* Task instructions
In the listing below, count each line containing "функції" and answer with the count only.

* Supplied entries
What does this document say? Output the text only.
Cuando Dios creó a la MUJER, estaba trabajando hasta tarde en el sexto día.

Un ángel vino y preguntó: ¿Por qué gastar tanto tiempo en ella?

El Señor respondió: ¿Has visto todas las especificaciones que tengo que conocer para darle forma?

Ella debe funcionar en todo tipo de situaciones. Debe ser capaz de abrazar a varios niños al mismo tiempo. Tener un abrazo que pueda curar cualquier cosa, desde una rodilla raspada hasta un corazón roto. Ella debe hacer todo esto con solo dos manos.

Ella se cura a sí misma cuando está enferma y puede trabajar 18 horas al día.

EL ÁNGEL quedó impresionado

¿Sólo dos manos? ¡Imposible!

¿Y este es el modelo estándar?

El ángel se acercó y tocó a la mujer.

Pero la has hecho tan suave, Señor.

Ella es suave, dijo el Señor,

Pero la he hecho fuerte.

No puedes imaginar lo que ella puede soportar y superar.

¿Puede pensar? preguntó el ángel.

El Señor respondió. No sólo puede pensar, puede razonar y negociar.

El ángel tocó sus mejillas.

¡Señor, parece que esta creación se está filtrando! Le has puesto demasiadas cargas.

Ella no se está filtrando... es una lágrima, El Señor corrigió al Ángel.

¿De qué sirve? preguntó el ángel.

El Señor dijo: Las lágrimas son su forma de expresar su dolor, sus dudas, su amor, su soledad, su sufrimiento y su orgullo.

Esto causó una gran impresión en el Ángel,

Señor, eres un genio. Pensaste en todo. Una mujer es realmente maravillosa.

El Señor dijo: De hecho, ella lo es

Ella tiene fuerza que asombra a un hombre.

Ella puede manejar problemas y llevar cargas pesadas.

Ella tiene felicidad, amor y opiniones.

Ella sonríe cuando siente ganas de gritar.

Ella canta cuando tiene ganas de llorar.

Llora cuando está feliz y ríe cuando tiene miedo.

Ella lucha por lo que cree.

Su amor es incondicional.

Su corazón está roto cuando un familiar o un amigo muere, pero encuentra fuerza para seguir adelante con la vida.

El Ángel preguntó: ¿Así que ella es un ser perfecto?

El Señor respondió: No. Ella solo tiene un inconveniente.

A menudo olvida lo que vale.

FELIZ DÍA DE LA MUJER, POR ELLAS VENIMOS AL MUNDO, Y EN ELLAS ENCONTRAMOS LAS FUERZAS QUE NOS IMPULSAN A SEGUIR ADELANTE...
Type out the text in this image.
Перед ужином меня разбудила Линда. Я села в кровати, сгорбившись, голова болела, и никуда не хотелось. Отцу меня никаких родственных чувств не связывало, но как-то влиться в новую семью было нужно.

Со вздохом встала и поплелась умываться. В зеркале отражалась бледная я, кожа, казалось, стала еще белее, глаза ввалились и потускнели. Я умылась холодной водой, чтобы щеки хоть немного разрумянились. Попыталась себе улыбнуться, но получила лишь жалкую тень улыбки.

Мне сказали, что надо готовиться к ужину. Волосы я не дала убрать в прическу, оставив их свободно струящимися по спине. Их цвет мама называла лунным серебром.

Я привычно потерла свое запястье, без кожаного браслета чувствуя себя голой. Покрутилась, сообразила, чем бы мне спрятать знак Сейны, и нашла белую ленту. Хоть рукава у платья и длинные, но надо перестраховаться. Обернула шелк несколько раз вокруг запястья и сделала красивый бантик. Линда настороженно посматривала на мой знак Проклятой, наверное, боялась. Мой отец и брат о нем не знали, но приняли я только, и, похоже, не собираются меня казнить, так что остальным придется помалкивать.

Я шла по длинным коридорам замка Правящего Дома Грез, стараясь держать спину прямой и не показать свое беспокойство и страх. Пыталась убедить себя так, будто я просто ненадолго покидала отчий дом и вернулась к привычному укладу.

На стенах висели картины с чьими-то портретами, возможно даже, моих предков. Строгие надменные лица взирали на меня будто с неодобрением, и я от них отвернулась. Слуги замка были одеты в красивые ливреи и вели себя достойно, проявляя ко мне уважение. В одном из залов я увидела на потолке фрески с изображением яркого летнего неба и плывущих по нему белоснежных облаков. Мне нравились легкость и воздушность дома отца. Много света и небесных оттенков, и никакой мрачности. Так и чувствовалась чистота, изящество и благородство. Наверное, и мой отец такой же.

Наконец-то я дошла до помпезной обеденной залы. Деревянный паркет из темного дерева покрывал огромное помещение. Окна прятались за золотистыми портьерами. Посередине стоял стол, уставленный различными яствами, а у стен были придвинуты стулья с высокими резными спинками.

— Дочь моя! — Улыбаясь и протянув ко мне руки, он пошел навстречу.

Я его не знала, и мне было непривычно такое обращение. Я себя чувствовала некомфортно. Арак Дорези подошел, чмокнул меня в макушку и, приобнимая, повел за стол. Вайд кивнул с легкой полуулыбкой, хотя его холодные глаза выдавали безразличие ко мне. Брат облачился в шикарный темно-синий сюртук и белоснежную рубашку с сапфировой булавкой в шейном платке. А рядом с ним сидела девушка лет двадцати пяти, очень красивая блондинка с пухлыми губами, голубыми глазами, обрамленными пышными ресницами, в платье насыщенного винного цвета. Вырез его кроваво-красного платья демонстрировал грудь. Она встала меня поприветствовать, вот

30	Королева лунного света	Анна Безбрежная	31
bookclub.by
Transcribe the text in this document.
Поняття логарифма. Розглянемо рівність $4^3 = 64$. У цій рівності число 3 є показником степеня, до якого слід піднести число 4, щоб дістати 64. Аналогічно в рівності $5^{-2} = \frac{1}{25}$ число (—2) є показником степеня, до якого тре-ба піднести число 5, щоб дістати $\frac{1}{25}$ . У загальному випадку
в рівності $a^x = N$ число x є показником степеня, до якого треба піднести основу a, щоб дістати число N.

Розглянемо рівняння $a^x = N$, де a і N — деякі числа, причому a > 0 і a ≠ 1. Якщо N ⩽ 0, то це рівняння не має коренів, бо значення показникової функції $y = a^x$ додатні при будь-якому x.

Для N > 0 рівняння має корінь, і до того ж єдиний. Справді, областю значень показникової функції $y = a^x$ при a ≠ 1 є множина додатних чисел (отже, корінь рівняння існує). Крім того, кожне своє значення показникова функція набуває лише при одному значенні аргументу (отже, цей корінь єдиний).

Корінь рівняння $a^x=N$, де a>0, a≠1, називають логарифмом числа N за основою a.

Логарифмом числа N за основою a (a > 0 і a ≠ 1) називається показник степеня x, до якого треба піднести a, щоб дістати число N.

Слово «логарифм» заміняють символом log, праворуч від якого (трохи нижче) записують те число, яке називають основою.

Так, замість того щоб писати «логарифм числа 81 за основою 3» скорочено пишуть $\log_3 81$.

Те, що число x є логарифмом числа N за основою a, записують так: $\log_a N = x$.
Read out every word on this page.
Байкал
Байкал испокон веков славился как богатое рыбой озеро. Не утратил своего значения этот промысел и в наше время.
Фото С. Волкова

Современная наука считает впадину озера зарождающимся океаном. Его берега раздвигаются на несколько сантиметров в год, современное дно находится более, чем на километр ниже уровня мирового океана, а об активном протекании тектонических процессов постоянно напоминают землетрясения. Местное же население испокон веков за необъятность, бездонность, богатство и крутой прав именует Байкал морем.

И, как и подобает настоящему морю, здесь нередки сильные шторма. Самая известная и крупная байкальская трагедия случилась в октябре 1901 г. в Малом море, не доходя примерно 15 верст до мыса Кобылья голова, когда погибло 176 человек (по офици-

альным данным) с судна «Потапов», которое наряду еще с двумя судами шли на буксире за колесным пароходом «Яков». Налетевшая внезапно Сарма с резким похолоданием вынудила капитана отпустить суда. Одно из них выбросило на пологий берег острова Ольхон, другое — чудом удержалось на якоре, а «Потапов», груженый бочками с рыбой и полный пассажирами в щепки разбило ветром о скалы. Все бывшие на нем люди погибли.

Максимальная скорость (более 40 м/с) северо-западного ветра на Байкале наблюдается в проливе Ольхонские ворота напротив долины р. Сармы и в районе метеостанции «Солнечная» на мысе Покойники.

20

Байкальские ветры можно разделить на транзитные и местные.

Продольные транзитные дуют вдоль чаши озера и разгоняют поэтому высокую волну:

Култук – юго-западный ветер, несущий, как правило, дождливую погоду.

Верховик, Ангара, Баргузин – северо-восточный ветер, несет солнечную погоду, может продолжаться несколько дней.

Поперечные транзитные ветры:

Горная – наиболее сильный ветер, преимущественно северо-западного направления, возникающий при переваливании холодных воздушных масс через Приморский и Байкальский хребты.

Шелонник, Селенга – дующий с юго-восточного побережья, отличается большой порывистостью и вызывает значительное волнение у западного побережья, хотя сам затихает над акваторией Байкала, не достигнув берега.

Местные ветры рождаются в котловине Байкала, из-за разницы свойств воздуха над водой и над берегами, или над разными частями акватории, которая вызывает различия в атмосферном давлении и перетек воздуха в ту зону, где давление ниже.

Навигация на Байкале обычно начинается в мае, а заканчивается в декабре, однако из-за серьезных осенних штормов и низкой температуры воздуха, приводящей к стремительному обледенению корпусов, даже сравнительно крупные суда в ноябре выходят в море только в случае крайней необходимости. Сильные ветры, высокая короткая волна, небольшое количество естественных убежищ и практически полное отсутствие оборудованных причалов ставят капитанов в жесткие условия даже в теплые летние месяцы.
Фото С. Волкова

* Solution to this problem
2